┌─ Record extracts

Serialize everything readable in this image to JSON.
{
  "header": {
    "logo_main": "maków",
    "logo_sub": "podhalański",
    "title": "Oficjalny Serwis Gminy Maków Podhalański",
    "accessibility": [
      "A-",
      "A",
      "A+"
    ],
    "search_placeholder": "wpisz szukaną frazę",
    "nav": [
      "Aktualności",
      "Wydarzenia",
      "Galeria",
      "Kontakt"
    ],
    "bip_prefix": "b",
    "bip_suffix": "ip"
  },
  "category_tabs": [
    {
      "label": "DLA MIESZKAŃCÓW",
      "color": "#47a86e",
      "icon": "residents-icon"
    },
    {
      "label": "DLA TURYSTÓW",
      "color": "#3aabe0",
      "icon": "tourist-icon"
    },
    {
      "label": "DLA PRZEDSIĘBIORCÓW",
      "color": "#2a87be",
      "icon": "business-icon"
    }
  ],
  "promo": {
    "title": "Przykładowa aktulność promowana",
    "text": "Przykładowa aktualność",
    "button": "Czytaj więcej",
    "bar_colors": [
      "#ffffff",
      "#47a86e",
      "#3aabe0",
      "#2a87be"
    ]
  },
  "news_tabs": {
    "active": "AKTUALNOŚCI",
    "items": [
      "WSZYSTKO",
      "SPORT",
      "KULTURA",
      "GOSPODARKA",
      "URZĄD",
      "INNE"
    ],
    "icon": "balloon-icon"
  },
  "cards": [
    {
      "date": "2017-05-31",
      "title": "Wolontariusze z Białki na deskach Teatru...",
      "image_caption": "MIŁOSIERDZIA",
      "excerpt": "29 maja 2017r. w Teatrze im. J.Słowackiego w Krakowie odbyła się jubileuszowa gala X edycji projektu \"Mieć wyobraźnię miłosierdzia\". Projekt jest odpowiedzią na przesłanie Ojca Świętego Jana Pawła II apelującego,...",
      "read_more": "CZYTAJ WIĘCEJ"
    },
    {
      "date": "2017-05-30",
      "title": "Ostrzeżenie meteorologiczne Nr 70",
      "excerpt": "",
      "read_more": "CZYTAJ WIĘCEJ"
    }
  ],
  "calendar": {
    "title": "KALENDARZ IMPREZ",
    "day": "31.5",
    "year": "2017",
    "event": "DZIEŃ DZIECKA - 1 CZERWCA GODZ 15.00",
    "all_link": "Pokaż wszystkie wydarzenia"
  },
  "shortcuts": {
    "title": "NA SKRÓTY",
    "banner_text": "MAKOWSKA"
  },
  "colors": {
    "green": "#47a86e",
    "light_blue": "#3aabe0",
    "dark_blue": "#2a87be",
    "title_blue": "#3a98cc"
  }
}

└─

__Instruction__: Give back the data above exactly as it appears.

__Output of the exercise__:
Serialize everything readable in this image to JSON.
{
  "header": {
    "logo_main": "maków",
    "logo_sub": "podhalański",
    "title": "Oficjalny Serwis Gminy Maków Podhalański",
    "accessibility": [
      "A-",
      "A",
      "A+"
    ],
    "search_placeholder": "wpisz szukaną frazę",
    "nav": [
      "Aktualności",
      "Wydarzenia",
      "Galeria",
      "Kontakt"
    ],
    "bip_prefix": "b",
    "bip_suffix": "ip"
  },
  "category_tabs": [
    {
      "label": "DLA MIESZKAŃCÓW",
      "color": "#47a86e",
      "icon": "residents-icon"
    },
    {
      "label": "DLA TURYSTÓW",
      "color": "#3aabe0",
      "icon": "tourist-icon"
    },
    {
      "label": "DLA PRZEDSIĘBIORCÓW",
      "color": "#2a87be",
      "icon": "business-icon"
    }
  ],
  "promo": {
    "title": "Przykładowa aktulność promowana",
    "text": "Przykładowa aktualność",
    "button": "Czytaj więcej",
    "bar_colors": [
      "#ffffff",
      "#47a86e",
      "#3aabe0",
      "#2a87be"
    ]
  },
  "news_tabs": {
    "active": "AKTUALNOŚCI",
    "items": [
      "WSZYSTKO",
      "SPORT",
      "KULTURA",
      "GOSPODARKA",
      "URZĄD",
      "INNE"
    ],
    "icon": "balloon-icon"
  },
  "cards": [
    {
      "date": "2017-05-31",
      "title": "Wolontariusze z Białki na deskach Teatru...",
      "image_caption": "MIŁOSIERDZIA",
      "excerpt": "29 maja 2017r. w Teatrze im. J.Słowackiego w Krakowie odbyła się jubileuszowa gala X edycji projektu \"Mieć wyobraźnię miłosierdzia\". Projekt jest odpowiedzią na przesłanie Ojca Świętego Jana Pawła II apelującego,...",
      "read_more": "CZYTAJ WIĘCEJ"
    },
    {
      "date": "2017-05-30",
      "title": "Ostrzeżenie meteorologiczne Nr 70",
      "excerpt": "",
      "read_more": "CZYTAJ WIĘCEJ"
    }
  ],
  "calendar": {
    "title": "KALENDARZ IMPREZ",
    "day": "31.5",
    "year": "2017",
    "event": "DZIEŃ DZIECKA - 1 CZERWCA GODZ 15.00",
    "all_link": "Pokaż wszystkie wydarzenia"
  },
  "shortcuts": {
    "title": "NA SKRÓTY",
    "banner_text": "MAKOWSKA"
  },
  "colors": {
    "green": "#47a86e",
    "light_blue": "#3aabe0",
    "dark_blue": "#2a87be",
    "title_blue": "#3a98cc"
  }
}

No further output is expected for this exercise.